*Given task*
Your task is to write out the complete listing exactly as it is shown.

[Data items]
--- --- ---

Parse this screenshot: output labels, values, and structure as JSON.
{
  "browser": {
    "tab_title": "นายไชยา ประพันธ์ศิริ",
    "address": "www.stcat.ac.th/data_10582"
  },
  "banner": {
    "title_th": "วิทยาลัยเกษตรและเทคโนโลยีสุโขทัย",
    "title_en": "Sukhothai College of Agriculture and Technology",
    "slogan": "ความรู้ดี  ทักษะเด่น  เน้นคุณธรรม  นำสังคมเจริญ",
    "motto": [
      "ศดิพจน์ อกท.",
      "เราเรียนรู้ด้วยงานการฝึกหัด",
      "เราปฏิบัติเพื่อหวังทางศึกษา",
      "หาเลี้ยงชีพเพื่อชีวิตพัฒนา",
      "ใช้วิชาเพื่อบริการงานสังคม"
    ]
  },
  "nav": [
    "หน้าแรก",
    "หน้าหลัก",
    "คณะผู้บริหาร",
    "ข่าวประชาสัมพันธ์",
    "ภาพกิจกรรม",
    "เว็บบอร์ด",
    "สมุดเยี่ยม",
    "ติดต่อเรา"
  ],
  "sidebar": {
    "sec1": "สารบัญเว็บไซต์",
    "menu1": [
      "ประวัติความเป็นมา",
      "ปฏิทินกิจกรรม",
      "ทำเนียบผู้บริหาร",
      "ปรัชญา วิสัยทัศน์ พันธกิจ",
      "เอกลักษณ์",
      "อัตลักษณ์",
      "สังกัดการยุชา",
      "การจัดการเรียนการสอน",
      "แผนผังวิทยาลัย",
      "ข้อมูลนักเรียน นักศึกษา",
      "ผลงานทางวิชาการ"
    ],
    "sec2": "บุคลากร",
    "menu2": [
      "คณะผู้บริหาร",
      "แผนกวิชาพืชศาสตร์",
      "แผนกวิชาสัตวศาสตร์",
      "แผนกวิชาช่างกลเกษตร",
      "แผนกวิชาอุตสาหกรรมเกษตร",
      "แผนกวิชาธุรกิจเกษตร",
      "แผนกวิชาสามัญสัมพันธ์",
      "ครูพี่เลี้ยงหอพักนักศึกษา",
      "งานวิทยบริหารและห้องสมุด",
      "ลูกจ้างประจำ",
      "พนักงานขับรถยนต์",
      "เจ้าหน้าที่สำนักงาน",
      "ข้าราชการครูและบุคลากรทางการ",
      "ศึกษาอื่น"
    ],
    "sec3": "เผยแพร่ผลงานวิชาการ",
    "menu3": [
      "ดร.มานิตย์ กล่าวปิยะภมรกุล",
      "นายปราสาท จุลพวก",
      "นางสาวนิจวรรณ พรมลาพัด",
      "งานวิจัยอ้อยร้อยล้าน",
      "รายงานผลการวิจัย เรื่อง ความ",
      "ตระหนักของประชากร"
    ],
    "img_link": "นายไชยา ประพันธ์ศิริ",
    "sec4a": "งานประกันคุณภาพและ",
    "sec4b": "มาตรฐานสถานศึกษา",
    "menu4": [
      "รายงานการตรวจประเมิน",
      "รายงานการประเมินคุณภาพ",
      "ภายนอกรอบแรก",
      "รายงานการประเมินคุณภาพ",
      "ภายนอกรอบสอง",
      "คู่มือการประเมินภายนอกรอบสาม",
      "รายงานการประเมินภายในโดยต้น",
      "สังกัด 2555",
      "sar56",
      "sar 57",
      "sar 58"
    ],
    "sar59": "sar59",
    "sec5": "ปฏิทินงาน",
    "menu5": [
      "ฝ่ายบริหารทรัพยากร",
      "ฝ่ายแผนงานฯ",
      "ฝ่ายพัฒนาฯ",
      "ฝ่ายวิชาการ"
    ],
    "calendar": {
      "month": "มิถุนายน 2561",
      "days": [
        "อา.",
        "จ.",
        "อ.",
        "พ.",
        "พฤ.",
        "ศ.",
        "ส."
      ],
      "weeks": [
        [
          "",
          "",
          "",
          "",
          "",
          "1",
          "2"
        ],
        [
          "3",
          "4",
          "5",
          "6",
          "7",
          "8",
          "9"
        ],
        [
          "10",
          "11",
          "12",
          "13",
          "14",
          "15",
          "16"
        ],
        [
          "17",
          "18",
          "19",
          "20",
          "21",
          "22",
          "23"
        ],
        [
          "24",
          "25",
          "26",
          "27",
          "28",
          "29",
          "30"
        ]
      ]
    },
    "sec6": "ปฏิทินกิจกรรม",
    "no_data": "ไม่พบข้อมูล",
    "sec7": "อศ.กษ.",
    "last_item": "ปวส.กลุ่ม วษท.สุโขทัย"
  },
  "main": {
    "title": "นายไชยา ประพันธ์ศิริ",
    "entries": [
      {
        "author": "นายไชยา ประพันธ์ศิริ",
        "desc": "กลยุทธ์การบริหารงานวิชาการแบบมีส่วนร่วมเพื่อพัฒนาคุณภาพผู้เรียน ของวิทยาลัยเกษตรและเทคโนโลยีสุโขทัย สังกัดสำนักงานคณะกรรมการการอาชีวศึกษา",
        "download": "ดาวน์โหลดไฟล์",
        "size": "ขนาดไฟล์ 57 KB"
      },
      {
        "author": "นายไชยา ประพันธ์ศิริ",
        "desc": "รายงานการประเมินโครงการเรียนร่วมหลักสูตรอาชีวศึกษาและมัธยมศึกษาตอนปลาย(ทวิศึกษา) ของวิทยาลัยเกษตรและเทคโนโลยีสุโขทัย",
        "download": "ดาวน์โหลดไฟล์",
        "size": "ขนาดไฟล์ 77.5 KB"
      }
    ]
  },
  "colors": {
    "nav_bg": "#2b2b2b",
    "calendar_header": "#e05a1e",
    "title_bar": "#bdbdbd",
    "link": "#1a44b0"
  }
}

--- --- ---

*Response to this exercise*
Parse this screenshot: output labels, values, and structure as JSON.
{
  "browser": {
    "tab_title": "นายไชยา ประพันธ์ศิริ",
    "address": "www.stcat.ac.th/data_10582"
  },
  "banner": {
    "title_th": "วิทยาลัยเกษตรและเทคโนโลยีสุโขทัย",
    "title_en": "Sukhothai College of Agriculture and Technology",
    "slogan": "ความรู้ดี  ทักษะเด่น  เน้นคุณธรรม  นำสังคมเจริญ",
    "motto": [
      "ศดิพจน์ อกท.",
      "เราเรียนรู้ด้วยงานการฝึกหัด",
      "เราปฏิบัติเพื่อหวังทางศึกษา",
      "หาเลี้ยงชีพเพื่อชีวิตพัฒนา",
      "ใช้วิชาเพื่อบริการงานสังคม"
    ]
  },
  "nav": [
    "หน้าแรก",
    "หน้าหลัก",
    "คณะผู้บริหาร",
    "ข่าวประชาสัมพันธ์",
    "ภาพกิจกรรม",
    "เว็บบอร์ด",
    "สมุดเยี่ยม",
    "ติดต่อเรา"
  ],
  "sidebar": {
    "sec1": "สารบัญเว็บไซต์",
    "menu1": [
      "ประวัติความเป็นมา",
      "ปฏิทินกิจกรรม",
      "ทำเนียบผู้บริหาร",
      "ปรัชญา วิสัยทัศน์ พันธกิจ",
      "เอกลักษณ์",
      "อัตลักษณ์",
      "สังกัดการยุชา",
      "การจัดการเรียนการสอน",
      "แผนผังวิทยาลัย",
      "ข้อมูลนักเรียน นักศึกษา",
      "ผลงานทางวิชาการ"
    ],
    "sec2": "บุคลากร",
    "menu2": [
      "คณะผู้บริหาร",
      "แผนกวิชาพืชศาสตร์",
      "แผนกวิชาสัตวศาสตร์",
      "แผนกวิชาช่างกลเกษตร",
      "แผนกวิชาอุตสาหกรรมเกษตร",
      "แผนกวิชาธุรกิจเกษตร",
      "แผนกวิชาสามัญสัมพันธ์",
      "ครูพี่เลี้ยงหอพักนักศึกษา",
      "งานวิทยบริหารและห้องสมุด",
      "ลูกจ้างประจำ",
      "พนักงานขับรถยนต์",
      "เจ้าหน้าที่สำนักงาน",
      "ข้าราชการครูและบุคลากรทางการ",
      "ศึกษาอื่น"
    ],
    "sec3": "เผยแพร่ผลงานวิชาการ",
    "menu3": [
      "ดร.มานิตย์ กล่าวปิยะภมรกุล",
      "นายปราสาท จุลพวก",
      "นางสาวนิจวรรณ พรมลาพัด",
      "งานวิจัยอ้อยร้อยล้าน",
      "รายงานผลการวิจัย เรื่อง ความ",
      "ตระหนักของประชากร"
    ],
    "img_link": "นายไชยา ประพันธ์ศิริ",
    "sec4a": "งานประกันคุณภาพและ",
    "sec4b": "มาตรฐานสถานศึกษา",
    "menu4": [
      "รายงานการตรวจประเมิน",
      "รายงานการประเมินคุณภาพ",
      "ภายนอกรอบแรก",
      "รายงานการประเมินคุณภาพ",
      "ภายนอกรอบสอง",
      "คู่มือการประเมินภายนอกรอบสาม",
      "รายงานการประเมินภายในโดยต้น",
      "สังกัด 2555",
      "sar56",
      "sar 57",
      "sar 58"
    ],
    "sar59": "sar59",
    "sec5": "ปฏิทินงาน",
    "menu5": [
      "ฝ่ายบริหารทรัพยากร",
      "ฝ่ายแผนงานฯ",
      "ฝ่ายพัฒนาฯ",
      "ฝ่ายวิชาการ"
    ],
    "calendar": {
      "month": "มิถุนายน 2561",
      "days": [
        "อา.",
        "จ.",
        "อ.",
        "พ.",
        "พฤ.",
        "ศ.",
        "ส."
      ],
      "weeks": [
        [
          "",
          "",
          "",
          "",
          "",
          "1",
          "2"
        ],
        [
          "3",
          "4",
          "5",
          "6",
          "7",
          "8",
          "9"
        ],
        [
          "10",
          "11",
          "12",
          "13",
          "14",
          "15",
          "16"
        ],
        [
          "17",
          "18",
          "19",
          "20",
          "21",
          "22",
          "23"
        ],
        [
          "24",
          "25",
          "26",
          "27",
          "28",
          "29",
          "30"
        ]
      ]
    },
    "sec6": "ปฏิทินกิจกรรม",
    "no_data": "ไม่พบข้อมูล",
    "sec7": "อศ.กษ.",
    "last_item": "ปวส.กลุ่ม วษท.สุโขทัย"
  },
  "main": {
    "title": "นายไชยา ประพันธ์ศิริ",
    "entries": [
      {
        "author": "นายไชยา ประพันธ์ศิริ",
        "desc": "กลยุทธ์การบริหารงานวิชาการแบบมีส่วนร่วมเพื่อพัฒนาคุณภาพผู้เรียน ของวิทยาลัยเกษตรและเทคโนโลยีสุโขทัย สังกัดสำนักงานคณะกรรมการการอาชีวศึกษา",
        "download": "ดาวน์โหลดไฟล์",
        "size": "ขนาดไฟล์ 57 KB"
      },
      {
        "author": "นายไชยา ประพันธ์ศิริ",
        "desc": "รายงานการประเมินโครงการเรียนร่วมหลักสูตรอาชีวศึกษาและมัธยมศึกษาตอนปลาย(ทวิศึกษา) ของวิทยาลัยเกษตรและเทคโนโลยีสุโขทัย",
        "download": "ดาวน์โหลดไฟล์",
        "size": "ขนาดไฟล์ 77.5 KB"
      }
    ]
  },
  "colors": {
    "nav_bg": "#2b2b2b",
    "calendar_header": "#e05a1e",
    "title_bar": "#bdbdbd",
    "link": "#1a44b0"
  }
}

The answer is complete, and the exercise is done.